▸ **DATA SECTION**
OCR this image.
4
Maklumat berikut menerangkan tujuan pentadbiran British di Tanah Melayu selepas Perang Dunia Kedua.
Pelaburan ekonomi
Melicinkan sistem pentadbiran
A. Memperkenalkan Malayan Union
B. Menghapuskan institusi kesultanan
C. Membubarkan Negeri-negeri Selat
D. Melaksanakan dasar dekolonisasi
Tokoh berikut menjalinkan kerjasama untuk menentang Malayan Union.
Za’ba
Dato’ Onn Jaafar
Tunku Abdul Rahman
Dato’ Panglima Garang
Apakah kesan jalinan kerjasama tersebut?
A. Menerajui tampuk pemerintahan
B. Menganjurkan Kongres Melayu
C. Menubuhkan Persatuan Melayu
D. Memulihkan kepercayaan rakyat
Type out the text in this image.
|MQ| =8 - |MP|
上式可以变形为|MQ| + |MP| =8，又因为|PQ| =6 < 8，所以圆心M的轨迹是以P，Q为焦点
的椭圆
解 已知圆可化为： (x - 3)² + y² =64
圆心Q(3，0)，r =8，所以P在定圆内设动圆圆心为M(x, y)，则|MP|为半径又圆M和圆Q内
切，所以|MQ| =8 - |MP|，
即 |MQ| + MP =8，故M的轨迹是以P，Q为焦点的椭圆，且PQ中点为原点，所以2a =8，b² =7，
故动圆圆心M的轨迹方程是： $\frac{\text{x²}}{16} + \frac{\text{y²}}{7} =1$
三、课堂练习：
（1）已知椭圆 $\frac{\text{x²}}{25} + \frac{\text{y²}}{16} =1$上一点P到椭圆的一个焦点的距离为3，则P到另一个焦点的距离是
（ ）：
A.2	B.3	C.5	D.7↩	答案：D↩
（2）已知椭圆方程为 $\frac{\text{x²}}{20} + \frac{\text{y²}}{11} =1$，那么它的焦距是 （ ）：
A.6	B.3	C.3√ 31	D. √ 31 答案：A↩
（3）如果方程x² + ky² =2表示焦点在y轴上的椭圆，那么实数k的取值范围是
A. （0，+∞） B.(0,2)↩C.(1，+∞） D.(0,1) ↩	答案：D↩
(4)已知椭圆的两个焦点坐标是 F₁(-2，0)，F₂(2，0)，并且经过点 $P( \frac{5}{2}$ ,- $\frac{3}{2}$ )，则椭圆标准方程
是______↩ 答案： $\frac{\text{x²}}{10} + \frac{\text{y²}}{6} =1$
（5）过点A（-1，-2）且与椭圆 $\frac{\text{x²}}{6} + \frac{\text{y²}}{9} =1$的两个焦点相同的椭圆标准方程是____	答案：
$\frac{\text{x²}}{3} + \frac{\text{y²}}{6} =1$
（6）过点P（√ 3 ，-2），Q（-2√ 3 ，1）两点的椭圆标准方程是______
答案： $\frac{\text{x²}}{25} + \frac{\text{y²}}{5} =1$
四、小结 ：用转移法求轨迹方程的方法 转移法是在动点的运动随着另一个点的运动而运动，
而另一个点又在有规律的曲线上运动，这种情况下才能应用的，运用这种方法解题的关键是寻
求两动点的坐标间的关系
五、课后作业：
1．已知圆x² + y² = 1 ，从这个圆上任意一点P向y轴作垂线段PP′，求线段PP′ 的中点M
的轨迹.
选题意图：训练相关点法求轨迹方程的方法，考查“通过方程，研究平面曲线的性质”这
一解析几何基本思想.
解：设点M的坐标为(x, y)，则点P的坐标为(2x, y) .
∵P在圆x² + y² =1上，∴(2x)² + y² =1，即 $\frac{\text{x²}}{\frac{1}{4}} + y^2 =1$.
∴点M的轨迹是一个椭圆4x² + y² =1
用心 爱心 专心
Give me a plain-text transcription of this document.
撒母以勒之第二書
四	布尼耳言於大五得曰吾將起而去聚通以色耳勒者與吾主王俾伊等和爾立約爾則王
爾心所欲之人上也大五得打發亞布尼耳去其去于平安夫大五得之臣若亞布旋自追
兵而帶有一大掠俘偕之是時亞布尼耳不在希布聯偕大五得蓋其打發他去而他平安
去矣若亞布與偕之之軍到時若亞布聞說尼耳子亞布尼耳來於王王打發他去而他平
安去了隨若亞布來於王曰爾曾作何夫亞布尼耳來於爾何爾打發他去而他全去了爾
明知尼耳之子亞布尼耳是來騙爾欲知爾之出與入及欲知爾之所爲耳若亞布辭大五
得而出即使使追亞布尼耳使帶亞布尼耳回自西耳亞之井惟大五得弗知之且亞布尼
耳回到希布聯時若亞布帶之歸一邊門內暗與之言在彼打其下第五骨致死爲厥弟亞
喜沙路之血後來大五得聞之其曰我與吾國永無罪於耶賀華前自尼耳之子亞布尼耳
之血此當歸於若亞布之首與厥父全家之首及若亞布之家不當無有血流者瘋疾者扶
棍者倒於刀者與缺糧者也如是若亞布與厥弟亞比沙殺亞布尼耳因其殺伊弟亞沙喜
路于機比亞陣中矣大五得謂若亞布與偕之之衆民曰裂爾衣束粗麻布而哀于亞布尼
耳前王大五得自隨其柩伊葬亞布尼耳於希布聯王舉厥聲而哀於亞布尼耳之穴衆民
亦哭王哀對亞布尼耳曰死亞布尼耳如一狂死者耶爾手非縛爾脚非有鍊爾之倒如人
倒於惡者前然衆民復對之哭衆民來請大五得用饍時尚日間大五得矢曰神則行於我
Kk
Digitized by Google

▸ **WHAT THE EXERCISE ASKS**
Give the entries once more, exactly as they appear.

▸ **OUTPUT FOR THIS EXERCISE**
OCR this image.
4
Maklumat berikut menerangkan tujuan pentadbiran British di Tanah Melayu selepas Perang Dunia Kedua.
Pelaburan ekonomi
Melicinkan sistem pentadbiran
A. Memperkenalkan Malayan Union
B. Menghapuskan institusi kesultanan
C. Membubarkan Negeri-negeri Selat
D. Melaksanakan dasar dekolonisasi
Tokoh berikut menjalinkan kerjasama untuk menentang Malayan Union.
Za’ba
Dato’ Onn Jaafar
Tunku Abdul Rahman
Dato’ Panglima Garang
Apakah kesan jalinan kerjasama tersebut?
A. Menerajui tampuk pemerintahan
B. Menganjurkan Kongres Melayu
C. Menubuhkan Persatuan Melayu
D. Memulihkan kepercayaan rakyat
Type out the text in this image.
|MQ| =8 - |MP|
上式可以变形为|MQ| + |MP| =8，又因为|PQ| =6 < 8，所以圆心M的轨迹是以P，Q为焦点
的椭圆
解 已知圆可化为： (x - 3)² + y² =64
圆心Q(3，0)，r =8，所以P在定圆内设动圆圆心为M(x, y)，则|MP|为半径又圆M和圆Q内
切，所以|MQ| =8 - |MP|，
即 |MQ| + MP =8，故M的轨迹是以P，Q为焦点的椭圆，且PQ中点为原点，所以2a =8，b² =7，
故动圆圆心M的轨迹方程是： $\frac{\text{x²}}{16} + \frac{\text{y²}}{7} =1$
三、课堂练习：
（1）已知椭圆 $\frac{\text{x²}}{25} + \frac{\text{y²}}{16} =1$上一点P到椭圆的一个焦点的距离为3，则P到另一个焦点的距离是
（ ）：
A.2	B.3	C.5	D.7↩	答案：D↩
（2）已知椭圆方程为 $\frac{\text{x²}}{20} + \frac{\text{y²}}{11} =1$，那么它的焦距是 （ ）：
A.6	B.3	C.3√ 31	D. √ 31 答案：A↩
（3）如果方程x² + ky² =2表示焦点在y轴上的椭圆，那么实数k的取值范围是
A. （0，+∞） B.(0,2)↩C.(1，+∞） D.(0,1) ↩	答案：D↩
(4)已知椭圆的两个焦点坐标是 F₁(-2，0)，F₂(2，0)，并且经过点 $P( \frac{5}{2}$ ,- $\frac{3}{2}$ )，则椭圆标准方程
是______↩ 答案： $\frac{\text{x²}}{10} + \frac{\text{y²}}{6} =1$
（5）过点A（-1，-2）且与椭圆 $\frac{\text{x²}}{6} + \frac{\text{y²}}{9} =1$的两个焦点相同的椭圆标准方程是____	答案：
$\frac{\text{x²}}{3} + \frac{\text{y²}}{6} =1$
（6）过点P（√ 3 ，-2），Q（-2√ 3 ，1）两点的椭圆标准方程是______
答案： $\frac{\text{x²}}{25} + \frac{\text{y²}}{5} =1$
四、小结 ：用转移法求轨迹方程的方法 转移法是在动点的运动随着另一个点的运动而运动，
而另一个点又在有规律的曲线上运动，这种情况下才能应用的，运用这种方法解题的关键是寻
求两动点的坐标间的关系
五、课后作业：
1．已知圆x² + y² = 1 ，从这个圆上任意一点P向y轴作垂线段PP′，求线段PP′ 的中点M
的轨迹.
选题意图：训练相关点法求轨迹方程的方法，考查“通过方程，研究平面曲线的性质”这
一解析几何基本思想.
解：设点M的坐标为(x, y)，则点P的坐标为(2x, y) .
∵P在圆x² + y² =1上，∴(2x)² + y² =1，即 $\frac{\text{x²}}{\frac{1}{4}} + y^2 =1$.
∴点M的轨迹是一个椭圆4x² + y² =1
用心 爱心 专心
Give me a plain-text transcription of this document.
撒母以勒之第二書
四	布尼耳言於大五得曰吾將起而去聚通以色耳勒者與吾主王俾伊等和爾立約爾則王
爾心所欲之人上也大五得打發亞布尼耳去其去于平安夫大五得之臣若亞布旋自追
兵而帶有一大掠俘偕之是時亞布尼耳不在希布聯偕大五得蓋其打發他去而他平安
去矣若亞布與偕之之軍到時若亞布聞說尼耳子亞布尼耳來於王王打發他去而他平
安去了隨若亞布來於王曰爾曾作何夫亞布尼耳來於爾何爾打發他去而他全去了爾
明知尼耳之子亞布尼耳是來騙爾欲知爾之出與入及欲知爾之所爲耳若亞布辭大五
得而出即使使追亞布尼耳使帶亞布尼耳回自西耳亞之井惟大五得弗知之且亞布尼
耳回到希布聯時若亞布帶之歸一邊門內暗與之言在彼打其下第五骨致死爲厥弟亞
喜沙路之血後來大五得聞之其曰我與吾國永無罪於耶賀華前自尼耳之子亞布尼耳
之血此當歸於若亞布之首與厥父全家之首及若亞布之家不當無有血流者瘋疾者扶
棍者倒於刀者與缺糧者也如是若亞布與厥弟亞比沙殺亞布尼耳因其殺伊弟亞沙喜
路于機比亞陣中矣大五得謂若亞布與偕之之衆民曰裂爾衣束粗麻布而哀于亞布尼
耳前王大五得自隨其柩伊葬亞布尼耳於希布聯王舉厥聲而哀於亞布尼耳之穴衆民
亦哭王哀對亞布尼耳曰死亞布尼耳如一狂死者耶爾手非縛爾脚非有鍊爾之倒如人
倒於惡者前然衆民復對之哭衆民來請大五得用饍時尚日間大五得矢曰神則行於我
Kk
Digitized by Google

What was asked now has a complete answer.